▽
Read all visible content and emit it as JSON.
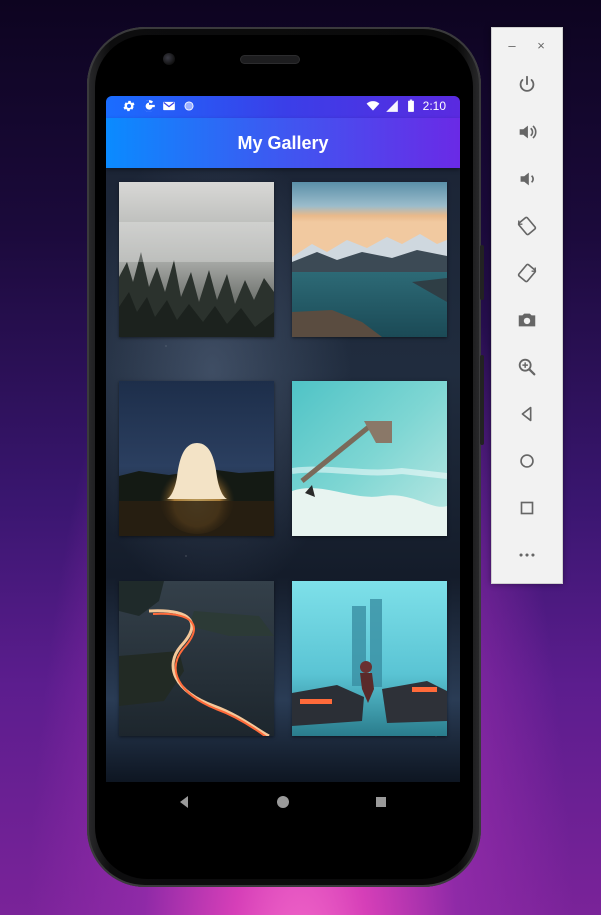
{
  "status_bar": {
    "time": "2:10",
    "left_icons": [
      "settings-icon",
      "google-icon",
      "gmail-icon",
      "assistant-dot-icon"
    ],
    "right_icons": [
      "wifi-icon",
      "signal-icon",
      "battery-icon"
    ]
  },
  "app_bar": {
    "title": "My Gallery"
  },
  "gallery": {
    "images": [
      {
        "name": "foggy-forest"
      },
      {
        "name": "mountain-lake"
      },
      {
        "name": "ghost-field"
      },
      {
        "name": "turquoise-pier"
      },
      {
        "name": "coastal-road-lights"
      },
      {
        "name": "astronaut-city"
      }
    ]
  },
  "nav_bar": {
    "buttons": [
      "back-icon",
      "home-icon",
      "recents-icon"
    ]
  },
  "toolbar": {
    "minimize_label": "–",
    "close_label": "×",
    "buttons": [
      "power",
      "volume-up",
      "volume-down",
      "rotate-left",
      "rotate-right",
      "screenshot",
      "zoom",
      "back",
      "home",
      "overview",
      "more"
    ]
  },
  "colors": {
    "app_bar_start": "#0a8bff",
    "app_bar_end": "#6a2ae6",
    "status_bar": "#3a3fe8",
    "toolbar_bg": "#f2f2f2"
  }
}
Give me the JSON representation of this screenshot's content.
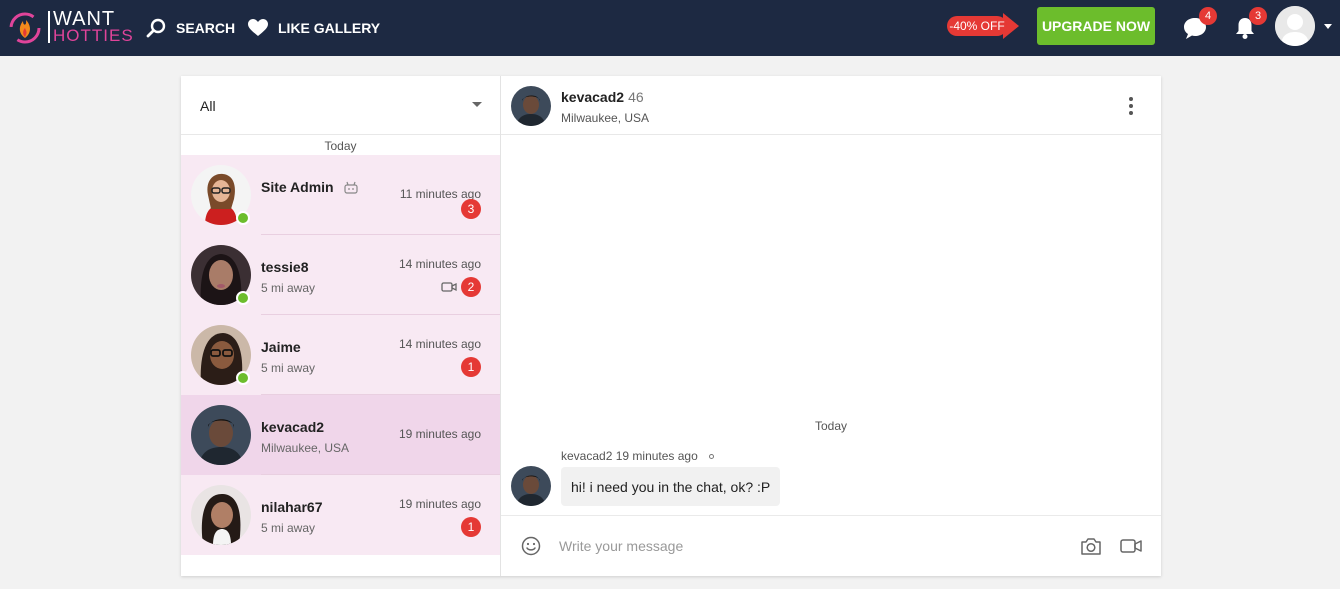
{
  "brand": {
    "line1": "WANT",
    "line2": "HOTTIES"
  },
  "nav": {
    "search_label": "SEARCH",
    "like_gallery_label": "LIKE GALLERY",
    "promo_label": "-40% OFF",
    "upgrade_label": "UPGRADE NOW",
    "messages_badge": "4",
    "notifications_badge": "3"
  },
  "filter": {
    "selected": "All"
  },
  "conversations": {
    "day_label": "Today",
    "items": [
      {
        "name": "Site Admin",
        "subtitle": "",
        "time": "11 minutes ago",
        "unread": "3"
      },
      {
        "name": "tessie8",
        "subtitle": "5 mi away",
        "time": "14 minutes ago",
        "unread": "2"
      },
      {
        "name": "Jaime",
        "subtitle": "5 mi away",
        "time": "14 minutes ago",
        "unread": "1"
      },
      {
        "name": "kevacad2",
        "subtitle": "Milwaukee, USA",
        "time": "19 minutes ago",
        "unread": ""
      },
      {
        "name": "nilahar67",
        "subtitle": "5 mi away",
        "time": "19 minutes ago",
        "unread": "1"
      }
    ]
  },
  "chat": {
    "name": "kevacad2",
    "age": "46",
    "location": "Milwaukee, USA",
    "day_label": "Today",
    "messages": [
      {
        "sender": "kevacad2",
        "time": "19 minutes ago",
        "text": "hi! i need you in the chat, ok? :P"
      }
    ],
    "input_placeholder": "Write your message"
  },
  "colors": {
    "topbar": "#1d2942",
    "upgrade": "#6cbd2c",
    "badge": "#e53935",
    "conversation_bg": "#f8e9f3",
    "conversation_active_bg": "#f0d6ea"
  }
}
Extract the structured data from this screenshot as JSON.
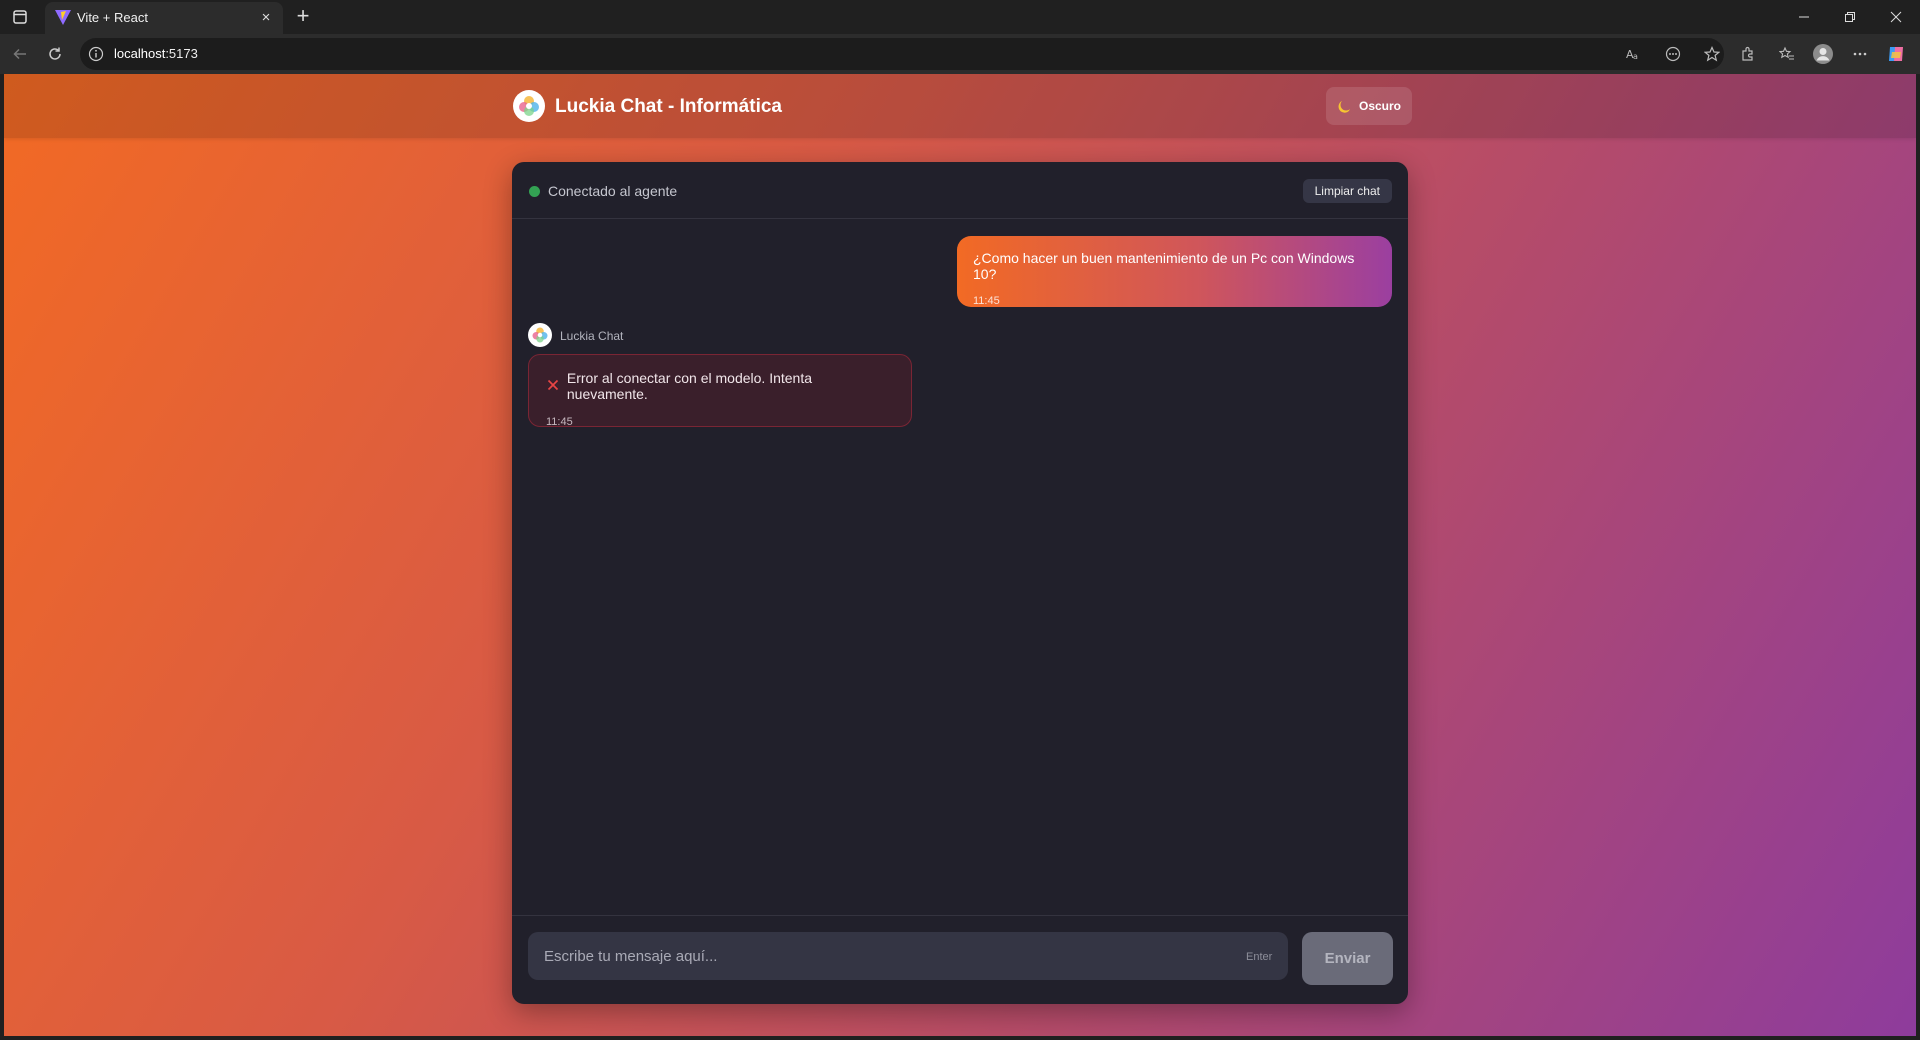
{
  "browser": {
    "tab_title": "Vite + React",
    "address": "localhost:5173",
    "address_host": "localhost",
    "address_port": ":5173",
    "tab_close": "×",
    "new_tab": "+"
  },
  "app": {
    "title": "Luckia Chat - Informática",
    "theme_label": "Oscuro",
    "theme_icon": "moon-icon"
  },
  "chat": {
    "status_text": "Conectado al agente",
    "status_color": "#33a253",
    "clear_label": "Limpiar chat",
    "messages": [
      {
        "role": "user",
        "text": "¿Como hacer un buen mantenimiento de un Pc con Windows 10?",
        "time": "11:45"
      },
      {
        "role": "bot",
        "sender": "Luckia Chat",
        "text": "Error al conectar con el modelo. Intenta nuevamente.",
        "time": "11:45",
        "status": "error",
        "icon": "error-x-icon"
      }
    ],
    "input_placeholder": "Escribe tu mensaje aquí...",
    "input_value": "",
    "enter_hint": "Enter",
    "send_label": "Enviar"
  },
  "colors": {
    "accent_orange": "#f26a24",
    "accent_purple": "#8e3c9c",
    "error_red": "#e84545",
    "card_bg": "#21202b"
  }
}
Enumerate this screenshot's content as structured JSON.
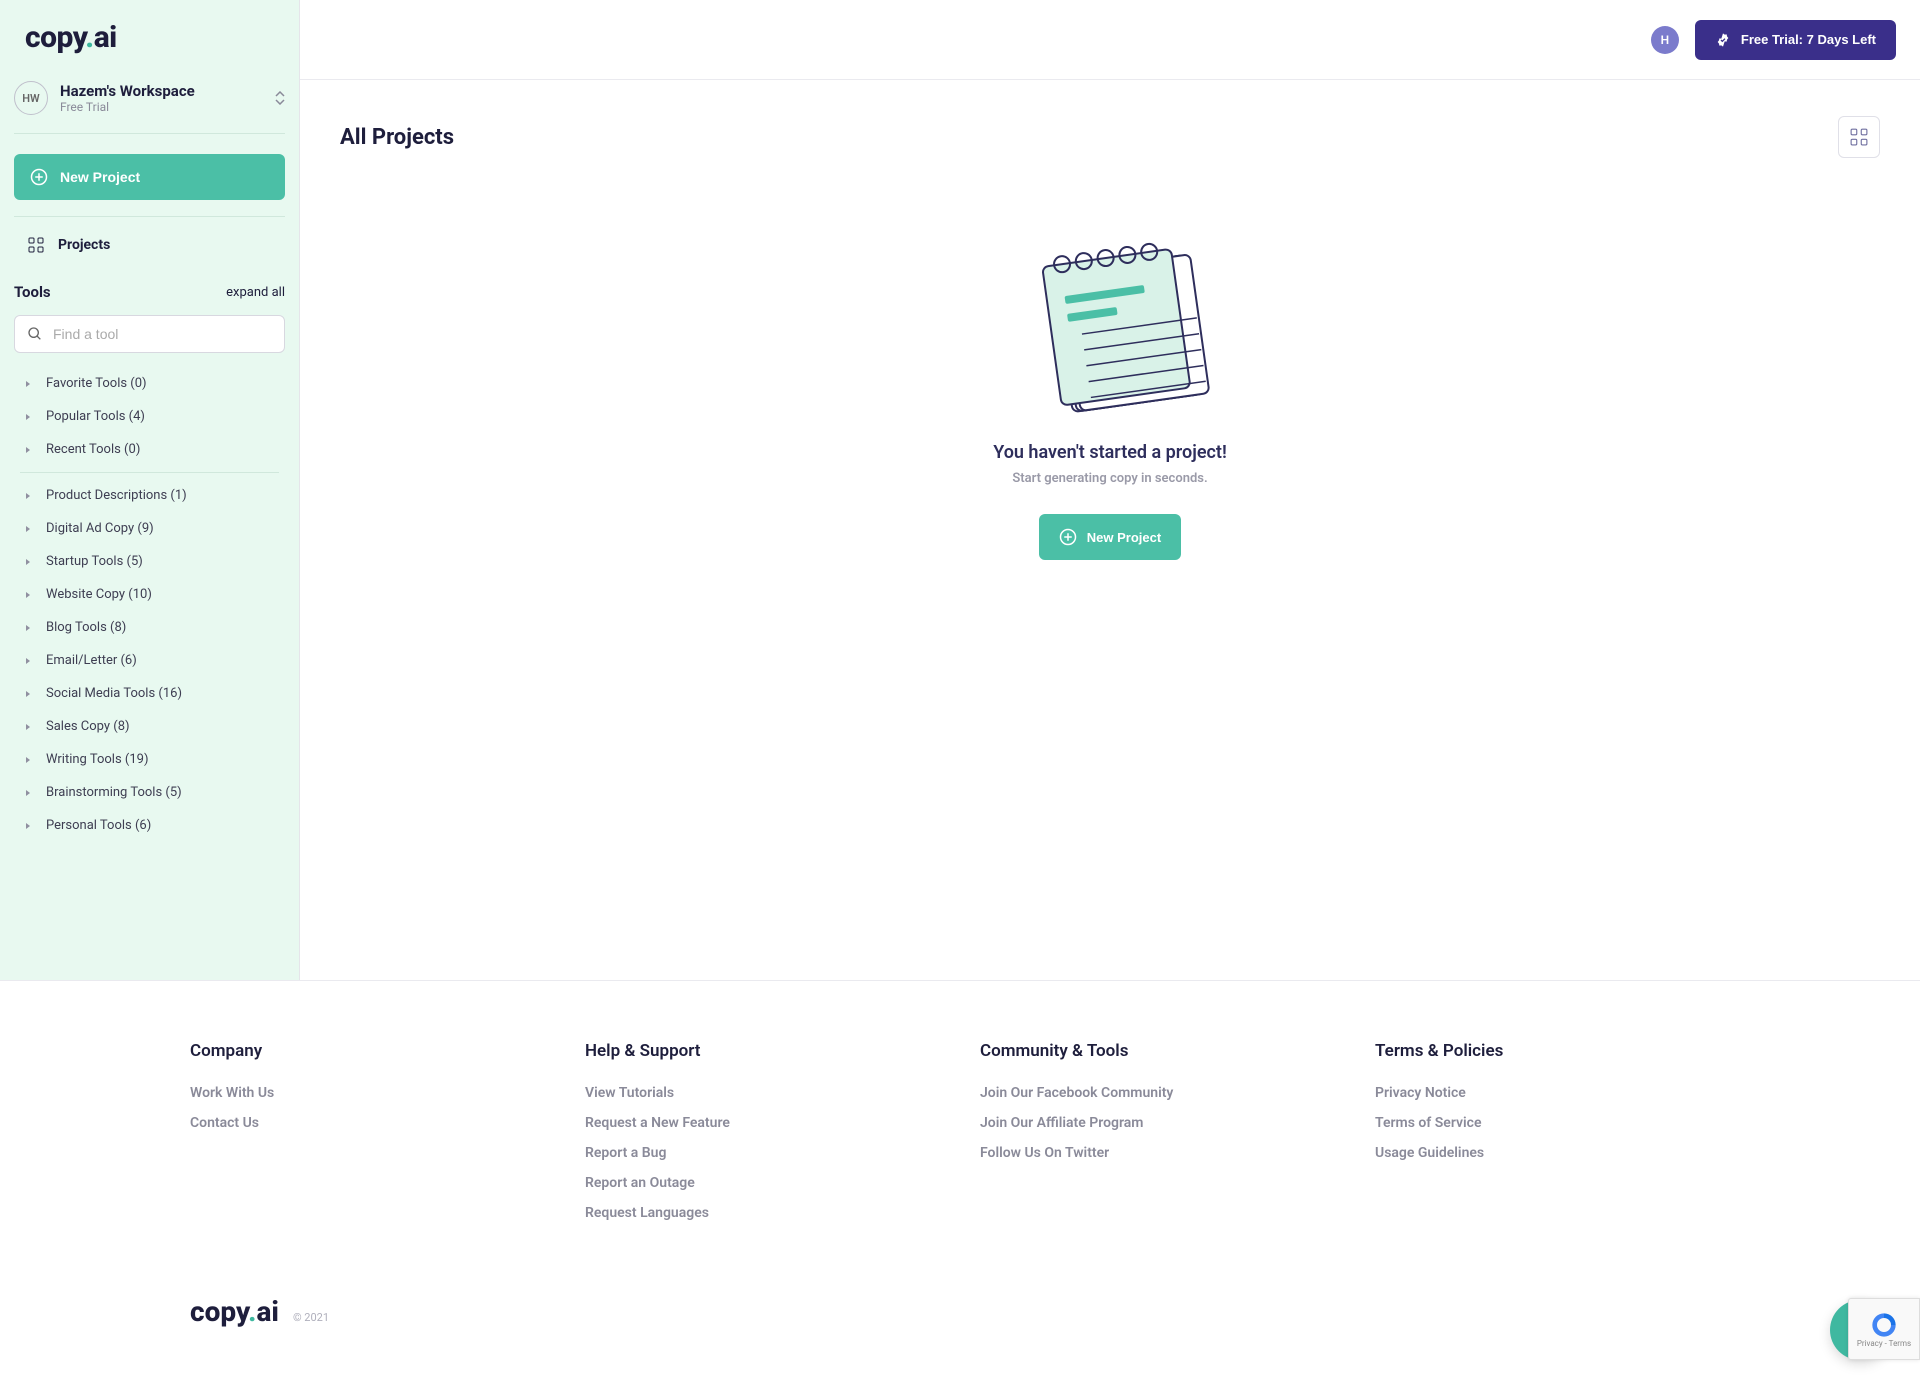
{
  "brand": {
    "name_left": "copy",
    "name_right": "ai"
  },
  "workspace": {
    "avatar": "HW",
    "name": "Hazem's Workspace",
    "plan": "Free Trial"
  },
  "sidebar": {
    "new_project": "New Project",
    "projects_label": "Projects",
    "tools_title": "Tools",
    "expand_all": "expand all",
    "search_placeholder": "Find a tool",
    "categories_a": [
      {
        "label": "Favorite Tools (0)"
      },
      {
        "label": "Popular Tools (4)"
      },
      {
        "label": "Recent Tools (0)"
      }
    ],
    "categories_b": [
      {
        "label": "Product Descriptions (1)"
      },
      {
        "label": "Digital Ad Copy (9)"
      },
      {
        "label": "Startup Tools (5)"
      },
      {
        "label": "Website Copy (10)"
      },
      {
        "label": "Blog Tools (8)"
      },
      {
        "label": "Email/Letter (6)"
      },
      {
        "label": "Social Media Tools (16)"
      },
      {
        "label": "Sales Copy (8)"
      },
      {
        "label": "Writing Tools (19)"
      },
      {
        "label": "Brainstorming Tools (5)"
      },
      {
        "label": "Personal Tools (6)"
      }
    ]
  },
  "topbar": {
    "avatar": "H",
    "trial_label": "Free Trial: 7 Days Left"
  },
  "main": {
    "title": "All Projects",
    "empty_title": "You haven't started a project!",
    "empty_sub": "Start generating copy in seconds.",
    "empty_btn": "New Project"
  },
  "footer": {
    "cols": [
      {
        "title": "Company",
        "links": [
          "Work With Us",
          "Contact Us"
        ]
      },
      {
        "title": "Help & Support",
        "links": [
          "View Tutorials",
          "Request a New Feature",
          "Report a Bug",
          "Report an Outage",
          "Request Languages"
        ]
      },
      {
        "title": "Community & Tools",
        "links": [
          "Join Our Facebook Community",
          "Join Our Affiliate Program",
          "Follow Us On Twitter"
        ]
      },
      {
        "title": "Terms & Policies",
        "links": [
          "Privacy Notice",
          "Terms of Service",
          "Usage Guidelines"
        ]
      }
    ],
    "copyright": "© 2021"
  },
  "recaptcha": "Privacy - Terms"
}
△
§ SHORT EXERCISE
Print each record exactly as it stands, leaving the images out.

§ SOLVED EXERCISE
Read all visible content and emit it as JSON.
{
  "status_bar": {
    "time": "2:10",
    "left_icons": [
      "settings-icon",
      "google-icon",
      "gmail-icon",
      "assistant-dot-icon"
    ],
    "right_icons": [
      "wifi-icon",
      "signal-icon",
      "battery-icon"
    ]
  },
  "app_bar": {
    "title": "My Gallery"
  },
  "gallery": {
    "images": [
      {
        "name": "foggy-forest"
      },
      {
        "name": "mountain-lake"
      },
      {
        "name": "ghost-field"
      },
      {
        "name": "turquoise-pier"
      },
      {
        "name": "coastal-road-lights"
      },
      {
        "name": "astronaut-city"
      }
    ]
  },
  "nav_bar": {
    "buttons": [
      "back-icon",
      "home-icon",
      "recents-icon"
    ]
  },
  "toolbar": {
    "minimize_label": "–",
    "close_label": "×",
    "buttons": [
      "power",
      "volume-up",
      "volume-down",
      "rotate-left",
      "rotate-right",
      "screenshot",
      "zoom",
      "back",
      "home",
      "overview",
      "more"
    ]
  },
  "colors": {
    "app_bar_start": "#0a8bff",
    "app_bar_end": "#6a2ae6",
    "status_bar": "#3a3fe8",
    "toolbar_bg": "#f2f2f2"
  }
}
Give me the JSON representation of this screenshot's content.
{
  "brand": {
    "line1": "WANT",
    "line2": "HOTTIES"
  },
  "nav": {
    "search_label": "SEARCH",
    "like_gallery_label": "LIKE GALLERY",
    "promo_label": "-40% OFF",
    "upgrade_label": "UPGRADE NOW",
    "messages_badge": "4",
    "notifications_badge": "3"
  },
  "filter": {
    "selected": "All"
  },
  "conversations": {
    "day_label": "Today",
    "items": [
      {
        "name": "Site Admin",
        "subtitle": "",
        "time": "11 minutes ago",
        "unread": "3"
      },
      {
        "name": "tessie8",
        "subtitle": "5 mi away",
        "time": "14 minutes ago",
        "unread": "2"
      },
      {
        "name": "Jaime",
        "subtitle": "5 mi away",
        "time": "14 minutes ago",
        "unread": "1"
      },
      {
        "name": "kevacad2",
        "subtitle": "Milwaukee, USA",
        "time": "19 minutes ago",
        "unread": ""
      },
      {
        "name": "nilahar67",
        "subtitle": "5 mi away",
        "time": "19 minutes ago",
        "unread": "1"
      }
    ]
  },
  "chat": {
    "name": "kevacad2",
    "age": "46",
    "location": "Milwaukee, USA",
    "day_label": "Today",
    "messages": [
      {
        "sender": "kevacad2",
        "time": "19 minutes ago",
        "text": "hi! i need you in the chat, ok? :P"
      }
    ],
    "input_placeholder": "Write your message"
  },
  "colors": {
    "topbar": "#1d2942",
    "upgrade": "#6cbd2c",
    "badge": "#e53935",
    "conversation_bg": "#f8e9f3",
    "conversation_active_bg": "#f0d6ea"
  }
}
Extract the structured data from this screenshot as JSON.
{
  "browser": {
    "tab_title": "Vite + React",
    "address": "localhost:5173",
    "address_host": "localhost",
    "address_port": ":5173",
    "tab_close": "×",
    "new_tab": "+"
  },
  "app": {
    "title": "Luckia Chat - Informática",
    "theme_label": "Oscuro",
    "theme_icon": "moon-icon"
  },
  "chat": {
    "status_text": "Conectado al agente",
    "status_color": "#33a253",
    "clear_label": "Limpiar chat",
    "messages": [
      {
        "role": "user",
        "text": "¿Como hacer un buen mantenimiento de un Pc con Windows 10?",
        "time": "11:45"
      },
      {
        "role": "bot",
        "sender": "Luckia Chat",
        "text": "Error al conectar con el modelo. Intenta nuevamente.",
        "time": "11:45",
        "status": "error",
        "icon": "error-x-icon"
      }
    ],
    "input_placeholder": "Escribe tu mensaje aquí...",
    "input_value": "",
    "enter_hint": "Enter",
    "send_label": "Enviar"
  },
  "colors": {
    "accent_orange": "#f26a24",
    "accent_purple": "#8e3c9c",
    "error_red": "#e84545",
    "card_bg": "#21202b"
  }
}
Enumerate this screenshot's content as structured JSON.
{
  "brand": {
    "name_left": "copy",
    "name_right": "ai"
  },
  "workspace": {
    "avatar": "HW",
    "name": "Hazem's Workspace",
    "plan": "Free Trial"
  },
  "sidebar": {
    "new_project": "New Project",
    "projects_label": "Projects",
    "tools_title": "Tools",
    "expand_all": "expand all",
    "search_placeholder": "Find a tool",
    "categories_a": [
      {
        "label": "Favorite Tools (0)"
      },
      {
        "label": "Popular Tools (4)"
      },
      {
        "label": "Recent Tools (0)"
      }
    ],
    "categories_b": [
      {
        "label": "Product Descriptions (1)"
      },
      {
        "label": "Digital Ad Copy (9)"
      },
      {
        "label": "Startup Tools (5)"
      },
      {
        "label": "Website Copy (10)"
      },
      {
        "label": "Blog Tools (8)"
      },
      {
        "label": "Email/Letter (6)"
      },
      {
        "label": "Social Media Tools (16)"
      },
      {
        "label": "Sales Copy (8)"
      },
      {
        "label": "Writing Tools (19)"
      },
      {
        "label": "Brainstorming Tools (5)"
      },
      {
        "label": "Personal Tools (6)"
      }
    ]
  },
  "topbar": {
    "avatar": "H",
    "trial_label": "Free Trial: 7 Days Left"
  },
  "main": {
    "title": "All Projects",
    "empty_title": "You haven't started a project!",
    "empty_sub": "Start generating copy in seconds.",
    "empty_btn": "New Project"
  },
  "footer": {
    "cols": [
      {
        "title": "Company",
        "links": [
          "Work With Us",
          "Contact Us"
        ]
      },
      {
        "title": "Help & Support",
        "links": [
          "View Tutorials",
          "Request a New Feature",
          "Report a Bug",
          "Report an Outage",
          "Request Languages"
        ]
      },
      {
        "title": "Community & Tools",
        "links": [
          "Join Our Facebook Community",
          "Join Our Affiliate Program",
          "Follow Us On Twitter"
        ]
      },
      {
        "title": "Terms & Policies",
        "links": [
          "Privacy Notice",
          "Terms of Service",
          "Usage Guidelines"
        ]
      }
    ],
    "copyright": "© 2021"
  },
  "recaptcha": "Privacy - Terms"
}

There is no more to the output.